» WHAT THE EXERCISE ASKS: Edit the material below by replacing "plan view" with "top view" everywhere it appears, and leave everything else unchanged.

» PROVIDED RECORDS:
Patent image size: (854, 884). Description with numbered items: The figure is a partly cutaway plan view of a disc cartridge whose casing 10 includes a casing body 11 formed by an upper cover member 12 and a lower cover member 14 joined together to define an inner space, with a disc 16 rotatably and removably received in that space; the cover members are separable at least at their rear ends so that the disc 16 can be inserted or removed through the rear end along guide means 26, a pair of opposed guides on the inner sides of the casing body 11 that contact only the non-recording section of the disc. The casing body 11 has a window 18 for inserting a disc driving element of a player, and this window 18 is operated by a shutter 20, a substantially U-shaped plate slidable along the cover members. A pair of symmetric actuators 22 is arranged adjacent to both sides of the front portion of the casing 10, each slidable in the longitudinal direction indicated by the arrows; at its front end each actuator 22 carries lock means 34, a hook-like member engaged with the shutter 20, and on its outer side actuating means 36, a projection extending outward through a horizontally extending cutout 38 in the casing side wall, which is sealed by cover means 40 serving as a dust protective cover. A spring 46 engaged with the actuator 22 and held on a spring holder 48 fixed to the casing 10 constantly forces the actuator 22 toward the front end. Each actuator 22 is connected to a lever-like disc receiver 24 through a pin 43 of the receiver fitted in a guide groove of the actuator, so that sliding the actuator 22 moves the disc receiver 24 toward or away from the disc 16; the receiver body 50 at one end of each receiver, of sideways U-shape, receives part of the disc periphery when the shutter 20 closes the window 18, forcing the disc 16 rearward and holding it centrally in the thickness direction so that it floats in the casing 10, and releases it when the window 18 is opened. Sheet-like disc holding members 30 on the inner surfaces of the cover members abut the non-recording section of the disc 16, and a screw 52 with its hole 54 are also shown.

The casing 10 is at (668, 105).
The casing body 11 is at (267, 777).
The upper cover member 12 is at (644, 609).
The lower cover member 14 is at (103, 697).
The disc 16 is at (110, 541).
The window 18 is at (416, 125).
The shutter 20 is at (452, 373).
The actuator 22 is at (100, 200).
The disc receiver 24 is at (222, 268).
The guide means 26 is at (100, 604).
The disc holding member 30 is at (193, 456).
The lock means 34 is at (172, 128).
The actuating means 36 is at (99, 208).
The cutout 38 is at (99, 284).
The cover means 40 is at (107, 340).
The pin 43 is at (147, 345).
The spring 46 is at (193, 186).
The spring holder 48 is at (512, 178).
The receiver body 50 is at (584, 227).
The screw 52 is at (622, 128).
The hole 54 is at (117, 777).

» ANSWER TO THIS PROBLEM:
Patent image size: (854, 884). Description with numbered items: The figure is a partly cutaway top view of a disc cartridge whose casing 10 includes a casing body 11 formed by an upper cover member 12 and a lower cover member 14 joined together to define an inner space, with a disc 16 rotatably and removably received in that space; the cover members are separable at least at their rear ends so that the disc 16 can be inserted or removed through the rear end along guide means 26, a pair of opposed guides on the inner sides of the casing body 11 that contact only the non-recording section of the disc. The casing body 11 has a window 18 for inserting a disc driving element of a player, and this window 18 is operated by a shutter 20, a substantially U-shaped plate slidable along the cover members. A pair of symmetric actuators 22 is arranged adjacent to both sides of the front portion of the casing 10, each slidable in the longitudinal direction indicated by the arrows; at its front end each actuator 22 carries lock means 34, a hook-like member engaged with the shutter 20, and on its outer side actuating means 36, a projection extending outward through a horizontally extending cutout 38 in the casing side wall, which is sealed by cover means 40 serving as a dust protective cover. A spring 46 engaged with the actuator 22 and held on a spring holder 48 fixed to the casing 10 constantly forces the actuator 22 toward the front end. Each actuator 22 is connected to a lever-like disc receiver 24 through a pin 43 of the receiver fitted in a guide groove of the actuator, so that sliding the actuator 22 moves the disc receiver 24 toward or away from the disc 16; the receiver body 50 at one end of each receiver, of sideways U-shape, receives part of the disc periphery when the shutter 20 closes the window 18, forcing the disc 16 rearward and holding it centrally in the thickness direction so that it floats in the casing 10, and releases it when the window 18 is opened. Sheet-like disc holding members 30 on the inner surfaces of the cover members abut the non-recording section of the disc 16, and a screw 52 with its hole 54 are also shown.

The casing 10 is at (668, 105).
The casing body 11 is at (267, 777).
The upper cover member 12 is at (644, 609).
The lower cover member 14 is at (103, 697).
The disc 16 is at (110, 541).
The window 18 is at (416, 125).
The shutter 20 is at (452, 373).
The actuator 22 is at (100, 200).
The disc receiver 24 is at (222, 268).
The guide means 26 is at (100, 604).
The disc holding member 30 is at (193, 456).
The lock means 34 is at (172, 128).
The actuating means 36 is at (99, 208).
The cutout 38 is at (99, 284).
The cover means 40 is at (107, 340).
The pin 43 is at (147, 345).
The spring 46 is at (193, 186).
The spring holder 48 is at (512, 178).
The receiver body 50 is at (584, 227).
The screw 52 is at (622, 128).
The hole 54 is at (117, 777).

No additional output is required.